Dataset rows
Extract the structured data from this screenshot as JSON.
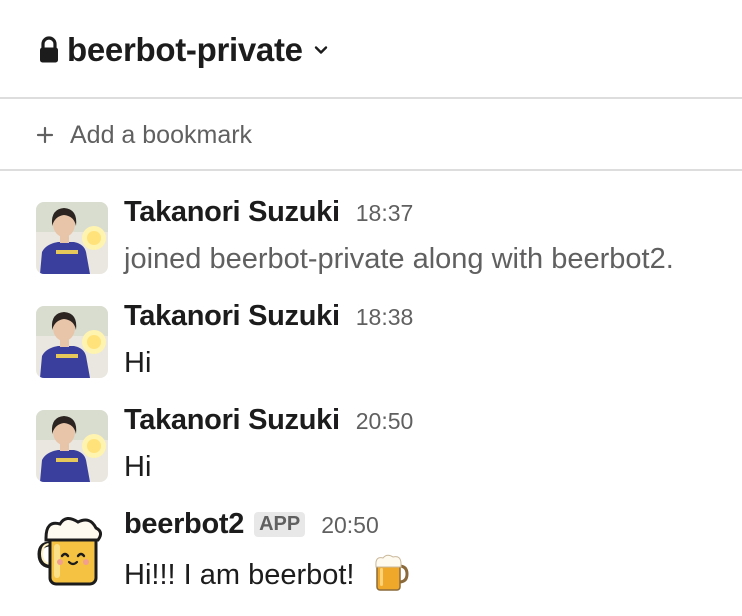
{
  "header": {
    "channel_name": "beerbot-private",
    "icon": "lock-icon",
    "dropdown_icon": "chevron-down-icon"
  },
  "bookmarks": {
    "add_label": "Add a bookmark",
    "icon": "plus-icon"
  },
  "messages": [
    {
      "sender": "Takanori Suzuki",
      "time": "18:37",
      "text": "joined beerbot-private along with beerbot2.",
      "kind": "system",
      "avatar": "user-photo-avatar"
    },
    {
      "sender": "Takanori Suzuki",
      "time": "18:38",
      "text": "Hi",
      "kind": "text",
      "avatar": "user-photo-avatar"
    },
    {
      "sender": "Takanori Suzuki",
      "time": "20:50",
      "text": "Hi",
      "kind": "text",
      "avatar": "user-photo-avatar"
    },
    {
      "sender": "beerbot2",
      "badge": "APP",
      "time": "20:50",
      "text": "Hi!!! I am beerbot!",
      "emoji": "beer-mug-icon",
      "kind": "text",
      "avatar": "beer-mug-avatar"
    }
  ],
  "colors": {
    "text": "#1d1c1d",
    "muted": "#616061",
    "divider": "#dddddd",
    "badge_bg": "#e8e8e8",
    "beer": "#f5c242"
  }
}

**Exercise requirements:**
Return the entries unchanged, save for the pictures, which do not belong in the copy.

**Result for this task:**
Extract the structured data from this screenshot as JSON.
{
  "header": {
    "channel_name": "beerbot-private",
    "icon": "lock-icon",
    "dropdown_icon": "chevron-down-icon"
  },
  "bookmarks": {
    "add_label": "Add a bookmark",
    "icon": "plus-icon"
  },
  "messages": [
    {
      "sender": "Takanori Suzuki",
      "time": "18:37",
      "text": "joined beerbot-private along with beerbot2.",
      "kind": "system",
      "avatar": "user-photo-avatar"
    },
    {
      "sender": "Takanori Suzuki",
      "time": "18:38",
      "text": "Hi",
      "kind": "text",
      "avatar": "user-photo-avatar"
    },
    {
      "sender": "Takanori Suzuki",
      "time": "20:50",
      "text": "Hi",
      "kind": "text",
      "avatar": "user-photo-avatar"
    },
    {
      "sender": "beerbot2",
      "badge": "APP",
      "time": "20:50",
      "text": "Hi!!! I am beerbot!",
      "emoji": "beer-mug-icon",
      "kind": "text",
      "avatar": "beer-mug-avatar"
    }
  ],
  "colors": {
    "text": "#1d1c1d",
    "muted": "#616061",
    "divider": "#dddddd",
    "badge_bg": "#e8e8e8",
    "beer": "#f5c242"
  }
}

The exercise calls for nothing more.